INSTRUCTIONS FOR THE TASK » Pictures don't belong in the copy; print all the records exactly.
┌─ PROVIDED RECORDS
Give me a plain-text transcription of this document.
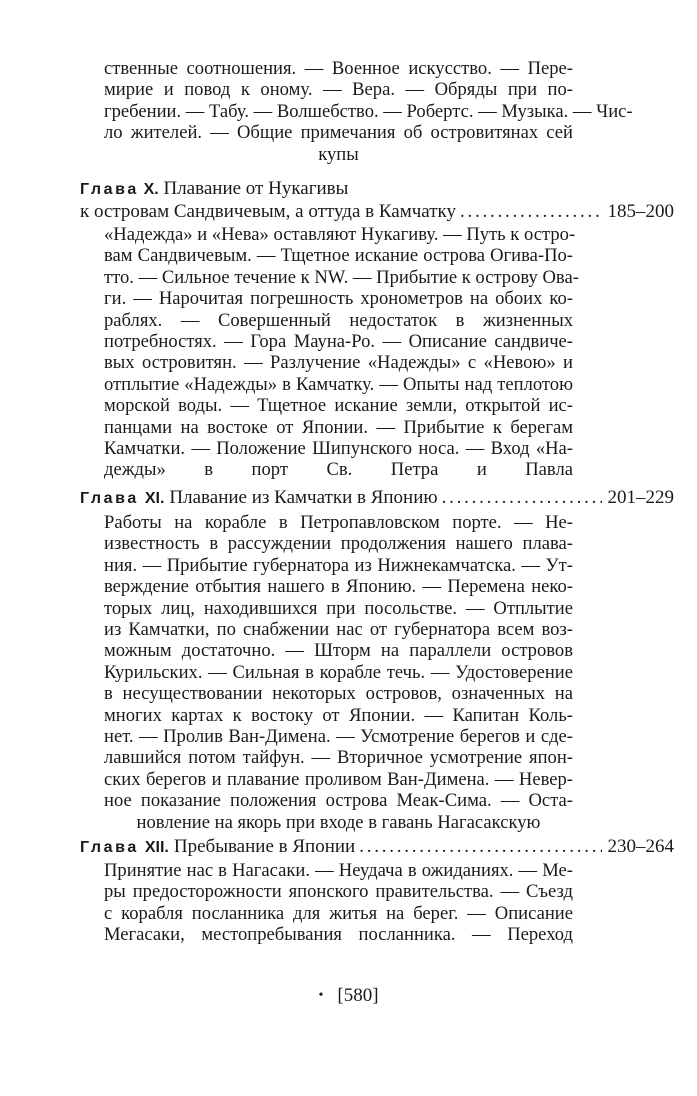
ственные соотношения. — Военное искусство. — Пере-
мирие и повод к оному. — Вера. — Обряды при по-
гребении. — Табу. — Волшебство. — Робертс. — Музыка. — Чис-
ло жителей. — Общие примечания об островитянах сей
купы
Глава X. Плавание от Нукагивы
к островам Сандвичевым, а оттуда в Камчатку . . .	185–200
«Надежда» и «Нева» оставляют Нукагиву. — Путь к остро-
вам Сандвичевым. — Тщетное искание острова Огива-По-
тто. — Сильное течение к NW. — Прибытие к острову Ова-
ги. — Нарочитая погрешность хронометров на обоих ко-
раблях. — Совершенный недостаток в жизненных
потребностях. — Гора Мауна-Ро. — Описание сандвиче-
вых островитян. — Разлучение «Надежды» с «Невою» и
отплытие «Надежды» в Камчатку. — Опыты над теплотою
морской воды. — Тщетное искание земли, открытой ис-
панцами на востоке от Японии. — Прибытие к берегам
Камчатки. — Положение Шипунского носа. — Вход «На-
дежды» в порт Св. Петра и Павла
Глава XI. Плавание из Камчатки в Японию . . .	201–229
Работы на корабле в Петропавловском порте. — Не-
известность в рассуждении продолжения нашего плава-
ния. — Прибытие губернатора из Нижнекамчатска. — Ут-
верждение отбытия нашего в Японию. — Перемена неко-
торых лиц, находившихся при посольстве. — Отплытие
из Камчатки, по снабжении нас от губернатора всем воз-
можным достаточно. — Шторм на параллели островов
Курильских. — Сильная в корабле течь. — Удостоверение
в несуществовании некоторых островов, означенных на
многих картах к востоку от Японии. — Капитан Коль-
нет. — Пролив Ван-Димена. — Усмотрение берегов и сде-
лавшийся потом тайфун. — Вторичное усмотрение япон-
ских берегов и плавание проливом Ван-Димена. — Невер-
ное показание положения острова Меак-Сима. — Оста-
новление на якорь при входе в гавань Нагасакскую
Глава XII. Пребывание в Японии . . .	230–264
Принятие нас в Нагасаки. — Неудача в ожиданиях. — Ме-
ры предосторожности японского правительства. — Съезд
с корабля посланника для житья на берег. — Описание
Мегасаки, местопребывания посланника. — Переход
• [580]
└─
FULL OUTPUT »
Give me a plain-text transcription of this document.
ственные соотношения. — Военное искусство. — Пере-
мирие и повод к оному. — Вера. — Обряды при по-
гребении. — Табу. — Волшебство. — Робертс. — Музыка. — Чис-
ло жителей. — Общие примечания об островитянах сей
купы
Глава X. Плавание от Нукагивы
к островам Сандвичевым, а оттуда в Камчатку . . .	185–200
«Надежда» и «Нева» оставляют Нукагиву. — Путь к остро-
вам Сандвичевым. — Тщетное искание острова Огива-По-
тто. — Сильное течение к NW. — Прибытие к острову Ова-
ги. — Нарочитая погрешность хронометров на обоих ко-
раблях. — Совершенный недостаток в жизненных
потребностях. — Гора Мауна-Ро. — Описание сандвиче-
вых островитян. — Разлучение «Надежды» с «Невою» и
отплытие «Надежды» в Камчатку. — Опыты над теплотою
морской воды. — Тщетное искание земли, открытой ис-
панцами на востоке от Японии. — Прибытие к берегам
Камчатки. — Положение Шипунского носа. — Вход «На-
дежды» в порт Св. Петра и Павла
Глава XI. Плавание из Камчатки в Японию . . .	201–229
Работы на корабле в Петропавловском порте. — Не-
известность в рассуждении продолжения нашего плава-
ния. — Прибытие губернатора из Нижнекамчатска. — Ут-
верждение отбытия нашего в Японию. — Перемена неко-
торых лиц, находившихся при посольстве. — Отплытие
из Камчатки, по снабжении нас от губернатора всем воз-
можным достаточно. — Шторм на параллели островов
Курильских. — Сильная в корабле течь. — Удостоверение
в несуществовании некоторых островов, означенных на
многих картах к востоку от Японии. — Капитан Коль-
нет. — Пролив Ван-Димена. — Усмотрение берегов и сде-
лавшийся потом тайфун. — Вторичное усмотрение япон-
ских берегов и плавание проливом Ван-Димена. — Невер-
ное показание положения острова Меак-Сима. — Оста-
новление на якорь при входе в гавань Нагасакскую
Глава XII. Пребывание в Японии . . .	230–264
Принятие нас в Нагасаки. — Неудача в ожиданиях. — Ме-
ры предосторожности японского правительства. — Съезд
с корабля посланника для житья на берег. — Описание
Мегасаки, местопребывания посланника. — Переход
• [580]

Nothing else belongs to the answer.